*** RECORDS FOR THE TASK ***

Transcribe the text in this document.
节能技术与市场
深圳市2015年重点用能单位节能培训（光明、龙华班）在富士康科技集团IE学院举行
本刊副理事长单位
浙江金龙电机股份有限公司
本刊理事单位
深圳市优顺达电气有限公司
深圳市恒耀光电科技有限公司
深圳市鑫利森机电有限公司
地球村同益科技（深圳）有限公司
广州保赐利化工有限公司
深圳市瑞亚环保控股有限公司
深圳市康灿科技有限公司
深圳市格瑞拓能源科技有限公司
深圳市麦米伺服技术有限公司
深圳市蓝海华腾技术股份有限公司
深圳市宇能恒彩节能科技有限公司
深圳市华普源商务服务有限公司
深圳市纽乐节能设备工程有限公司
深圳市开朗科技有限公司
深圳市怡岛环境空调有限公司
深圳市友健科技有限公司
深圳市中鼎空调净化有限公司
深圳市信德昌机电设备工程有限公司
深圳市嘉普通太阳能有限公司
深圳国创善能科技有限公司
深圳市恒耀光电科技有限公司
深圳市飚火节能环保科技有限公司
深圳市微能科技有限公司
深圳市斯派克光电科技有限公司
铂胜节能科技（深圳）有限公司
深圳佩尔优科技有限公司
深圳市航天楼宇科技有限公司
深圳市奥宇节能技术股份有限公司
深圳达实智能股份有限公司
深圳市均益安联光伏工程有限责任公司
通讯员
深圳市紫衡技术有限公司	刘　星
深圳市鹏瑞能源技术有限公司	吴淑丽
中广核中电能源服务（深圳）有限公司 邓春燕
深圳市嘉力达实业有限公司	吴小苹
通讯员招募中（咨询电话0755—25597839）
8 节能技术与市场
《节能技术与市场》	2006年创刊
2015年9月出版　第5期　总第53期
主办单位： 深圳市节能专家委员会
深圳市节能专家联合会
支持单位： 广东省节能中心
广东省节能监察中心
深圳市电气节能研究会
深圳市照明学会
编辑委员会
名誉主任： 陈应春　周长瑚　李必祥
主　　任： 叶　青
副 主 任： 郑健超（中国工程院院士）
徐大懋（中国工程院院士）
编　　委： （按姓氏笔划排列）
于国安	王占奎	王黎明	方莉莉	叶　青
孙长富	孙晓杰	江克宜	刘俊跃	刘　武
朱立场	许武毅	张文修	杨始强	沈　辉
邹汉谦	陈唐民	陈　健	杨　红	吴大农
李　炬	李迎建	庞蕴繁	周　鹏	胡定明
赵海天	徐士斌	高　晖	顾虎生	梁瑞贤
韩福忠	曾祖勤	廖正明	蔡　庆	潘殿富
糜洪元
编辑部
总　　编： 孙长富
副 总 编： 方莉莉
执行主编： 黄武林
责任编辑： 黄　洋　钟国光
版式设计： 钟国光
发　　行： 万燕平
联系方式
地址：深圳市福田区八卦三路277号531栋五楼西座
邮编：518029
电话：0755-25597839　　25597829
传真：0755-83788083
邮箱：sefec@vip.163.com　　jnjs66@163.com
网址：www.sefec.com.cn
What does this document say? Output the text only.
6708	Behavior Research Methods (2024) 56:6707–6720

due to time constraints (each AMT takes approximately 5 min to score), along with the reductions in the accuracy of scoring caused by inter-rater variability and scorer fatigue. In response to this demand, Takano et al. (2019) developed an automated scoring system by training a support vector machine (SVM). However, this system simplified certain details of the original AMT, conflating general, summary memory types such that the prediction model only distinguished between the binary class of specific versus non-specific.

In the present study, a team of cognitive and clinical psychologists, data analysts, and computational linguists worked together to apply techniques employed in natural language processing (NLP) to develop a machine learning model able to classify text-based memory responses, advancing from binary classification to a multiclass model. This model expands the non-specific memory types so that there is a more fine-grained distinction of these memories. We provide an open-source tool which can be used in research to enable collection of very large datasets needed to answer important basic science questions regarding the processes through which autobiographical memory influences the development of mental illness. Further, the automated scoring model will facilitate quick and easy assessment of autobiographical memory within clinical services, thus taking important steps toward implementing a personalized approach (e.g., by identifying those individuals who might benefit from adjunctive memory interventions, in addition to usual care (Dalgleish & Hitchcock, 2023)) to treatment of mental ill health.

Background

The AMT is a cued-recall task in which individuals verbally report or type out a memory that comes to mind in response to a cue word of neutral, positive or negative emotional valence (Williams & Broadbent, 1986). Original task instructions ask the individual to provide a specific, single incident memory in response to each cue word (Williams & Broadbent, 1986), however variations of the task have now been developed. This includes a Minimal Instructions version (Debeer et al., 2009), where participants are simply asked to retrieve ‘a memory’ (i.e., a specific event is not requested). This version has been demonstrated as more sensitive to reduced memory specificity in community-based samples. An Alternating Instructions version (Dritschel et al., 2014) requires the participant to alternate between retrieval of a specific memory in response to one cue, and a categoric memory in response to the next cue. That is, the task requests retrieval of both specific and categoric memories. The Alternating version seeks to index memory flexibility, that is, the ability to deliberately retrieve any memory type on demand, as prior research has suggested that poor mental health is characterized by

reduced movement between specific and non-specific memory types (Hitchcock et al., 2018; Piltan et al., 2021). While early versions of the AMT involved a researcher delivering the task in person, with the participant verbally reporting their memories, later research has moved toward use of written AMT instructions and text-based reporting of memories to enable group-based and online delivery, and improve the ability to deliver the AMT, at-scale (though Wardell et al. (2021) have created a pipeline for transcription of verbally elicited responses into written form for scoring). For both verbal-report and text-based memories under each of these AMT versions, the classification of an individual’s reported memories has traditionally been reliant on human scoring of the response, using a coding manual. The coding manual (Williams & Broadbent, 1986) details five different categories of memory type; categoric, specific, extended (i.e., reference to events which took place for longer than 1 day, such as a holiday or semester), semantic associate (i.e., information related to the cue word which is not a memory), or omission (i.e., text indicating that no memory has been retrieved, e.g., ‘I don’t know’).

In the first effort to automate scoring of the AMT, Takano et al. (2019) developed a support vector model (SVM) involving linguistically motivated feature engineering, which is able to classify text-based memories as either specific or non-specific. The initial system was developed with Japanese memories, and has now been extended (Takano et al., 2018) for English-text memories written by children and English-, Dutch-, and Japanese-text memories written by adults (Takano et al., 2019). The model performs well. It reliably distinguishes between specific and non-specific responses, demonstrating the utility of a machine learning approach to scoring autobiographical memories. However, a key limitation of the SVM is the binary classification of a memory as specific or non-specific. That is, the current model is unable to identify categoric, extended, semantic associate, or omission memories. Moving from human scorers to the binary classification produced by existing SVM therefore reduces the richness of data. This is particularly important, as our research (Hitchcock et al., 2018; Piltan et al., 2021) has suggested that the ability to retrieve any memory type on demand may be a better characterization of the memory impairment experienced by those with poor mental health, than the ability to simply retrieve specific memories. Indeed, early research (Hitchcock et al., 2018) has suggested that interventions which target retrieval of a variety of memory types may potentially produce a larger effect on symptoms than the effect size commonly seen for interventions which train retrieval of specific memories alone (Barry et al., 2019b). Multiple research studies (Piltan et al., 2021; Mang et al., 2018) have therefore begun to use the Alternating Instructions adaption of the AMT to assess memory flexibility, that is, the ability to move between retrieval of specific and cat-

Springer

***

WRITTEN INSTRUCTION - The lines above should be duplicated exactly.

SOLUTION TO THIS EXERCISE -
Transcribe the text in this document.
节能技术与市场
深圳市2015年重点用能单位节能培训（光明、龙华班）在富士康科技集团IE学院举行
本刊副理事长单位
浙江金龙电机股份有限公司
本刊理事单位
深圳市优顺达电气有限公司
深圳市恒耀光电科技有限公司
深圳市鑫利森机电有限公司
地球村同益科技（深圳）有限公司
广州保赐利化工有限公司
深圳市瑞亚环保控股有限公司
深圳市康灿科技有限公司
深圳市格瑞拓能源科技有限公司
深圳市麦米伺服技术有限公司
深圳市蓝海华腾技术股份有限公司
深圳市宇能恒彩节能科技有限公司
深圳市华普源商务服务有限公司
深圳市纽乐节能设备工程有限公司
深圳市开朗科技有限公司
深圳市怡岛环境空调有限公司
深圳市友健科技有限公司
深圳市中鼎空调净化有限公司
深圳市信德昌机电设备工程有限公司
深圳市嘉普通太阳能有限公司
深圳国创善能科技有限公司
深圳市恒耀光电科技有限公司
深圳市飚火节能环保科技有限公司
深圳市微能科技有限公司
深圳市斯派克光电科技有限公司
铂胜节能科技（深圳）有限公司
深圳佩尔优科技有限公司
深圳市航天楼宇科技有限公司
深圳市奥宇节能技术股份有限公司
深圳达实智能股份有限公司
深圳市均益安联光伏工程有限责任公司
通讯员
深圳市紫衡技术有限公司	刘　星
深圳市鹏瑞能源技术有限公司	吴淑丽
中广核中电能源服务（深圳）有限公司 邓春燕
深圳市嘉力达实业有限公司	吴小苹
通讯员招募中（咨询电话0755—25597839）
8 节能技术与市场
《节能技术与市场》	2006年创刊
2015年9月出版　第5期　总第53期
主办单位： 深圳市节能专家委员会
深圳市节能专家联合会
支持单位： 广东省节能中心
广东省节能监察中心
深圳市电气节能研究会
深圳市照明学会
编辑委员会
名誉主任： 陈应春　周长瑚　李必祥
主　　任： 叶　青
副 主 任： 郑健超（中国工程院院士）
徐大懋（中国工程院院士）
编　　委： （按姓氏笔划排列）
于国安	王占奎	王黎明	方莉莉	叶　青
孙长富	孙晓杰	江克宜	刘俊跃	刘　武
朱立场	许武毅	张文修	杨始强	沈　辉
邹汉谦	陈唐民	陈　健	杨　红	吴大农
李　炬	李迎建	庞蕴繁	周　鹏	胡定明
赵海天	徐士斌	高　晖	顾虎生	梁瑞贤
韩福忠	曾祖勤	廖正明	蔡　庆	潘殿富
糜洪元
编辑部
总　　编： 孙长富
副 总 编： 方莉莉
执行主编： 黄武林
责任编辑： 黄　洋　钟国光
版式设计： 钟国光
发　　行： 万燕平
联系方式
地址：深圳市福田区八卦三路277号531栋五楼西座
邮编：518029
电话：0755-25597839　　25597829
传真：0755-83788083
邮箱：sefec@vip.163.com　　jnjs66@163.com
网址：www.sefec.com.cn
What does this document say? Output the text only.
6708	Behavior Research Methods (2024) 56:6707–6720

due to time constraints (each AMT takes approximately 5 min to score), along with the reductions in the accuracy of scoring caused by inter-rater variability and scorer fatigue. In response to this demand, Takano et al. (2019) developed an automated scoring system by training a support vector machine (SVM). However, this system simplified certain details of the original AMT, conflating general, summary memory types such that the prediction model only distinguished between the binary class of specific versus non-specific.

In the present study, a team of cognitive and clinical psychologists, data analysts, and computational linguists worked together to apply techniques employed in natural language processing (NLP) to develop a machine learning model able to classify text-based memory responses, advancing from binary classification to a multiclass model. This model expands the non-specific memory types so that there is a more fine-grained distinction of these memories. We provide an open-source tool which can be used in research to enable collection of very large datasets needed to answer important basic science questions regarding the processes through which autobiographical memory influences the development of mental illness. Further, the automated scoring model will facilitate quick and easy assessment of autobiographical memory within clinical services, thus taking important steps toward implementing a personalized approach (e.g., by identifying those individuals who might benefit from adjunctive memory interventions, in addition to usual care (Dalgleish & Hitchcock, 2023)) to treatment of mental ill health.

Background

The AMT is a cued-recall task in which individuals verbally report or type out a memory that comes to mind in response to a cue word of neutral, positive or negative emotional valence (Williams & Broadbent, 1986). Original task instructions ask the individual to provide a specific, single incident memory in response to each cue word (Williams & Broadbent, 1986), however variations of the task have now been developed. This includes a Minimal Instructions version (Debeer et al., 2009), where participants are simply asked to retrieve ‘a memory’ (i.e., a specific event is not requested). This version has been demonstrated as more sensitive to reduced memory specificity in community-based samples. An Alternating Instructions version (Dritschel et al., 2014) requires the participant to alternate between retrieval of a specific memory in response to one cue, and a categoric memory in response to the next cue. That is, the task requests retrieval of both specific and categoric memories. The Alternating version seeks to index memory flexibility, that is, the ability to deliberately retrieve any memory type on demand, as prior research has suggested that poor mental health is characterized by

reduced movement between specific and non-specific memory types (Hitchcock et al., 2018; Piltan et al., 2021). While early versions of the AMT involved a researcher delivering the task in person, with the participant verbally reporting their memories, later research has moved toward use of written AMT instructions and text-based reporting of memories to enable group-based and online delivery, and improve the ability to deliver the AMT, at-scale (though Wardell et al. (2021) have created a pipeline for transcription of verbally elicited responses into written form for scoring). For both verbal-report and text-based memories under each of these AMT versions, the classification of an individual’s reported memories has traditionally been reliant on human scoring of the response, using a coding manual. The coding manual (Williams & Broadbent, 1986) details five different categories of memory type; categoric, specific, extended (i.e., reference to events which took place for longer than 1 day, such as a holiday or semester), semantic associate (i.e., information related to the cue word which is not a memory), or omission (i.e., text indicating that no memory has been retrieved, e.g., ‘I don’t know’).

In the first effort to automate scoring of the AMT, Takano et al. (2019) developed a support vector model (SVM) involving linguistically motivated feature engineering, which is able to classify text-based memories as either specific or non-specific. The initial system was developed with Japanese memories, and has now been extended (Takano et al., 2018) for English-text memories written by children and English-, Dutch-, and Japanese-text memories written by adults (Takano et al., 2019). The model performs well. It reliably distinguishes between specific and non-specific responses, demonstrating the utility of a machine learning approach to scoring autobiographical memories. However, a key limitation of the SVM is the binary classification of a memory as specific or non-specific. That is, the current model is unable to identify categoric, extended, semantic associate, or omission memories. Moving from human scorers to the binary classification produced by existing SVM therefore reduces the richness of data. This is particularly important, as our research (Hitchcock et al., 2018; Piltan et al., 2021) has suggested that the ability to retrieve any memory type on demand may be a better characterization of the memory impairment experienced by those with poor mental health, than the ability to simply retrieve specific memories. Indeed, early research (Hitchcock et al., 2018) has suggested that interventions which target retrieval of a variety of memory types may potentially produce a larger effect on symptoms than the effect size commonly seen for interventions which train retrieval of specific memories alone (Barry et al., 2019b). Multiple research studies (Piltan et al., 2021; Mang et al., 2018) have therefore begun to use the Alternating Instructions adaption of the AMT to assess memory flexibility, that is, the ability to move between retrieval of specific and cat-

Springer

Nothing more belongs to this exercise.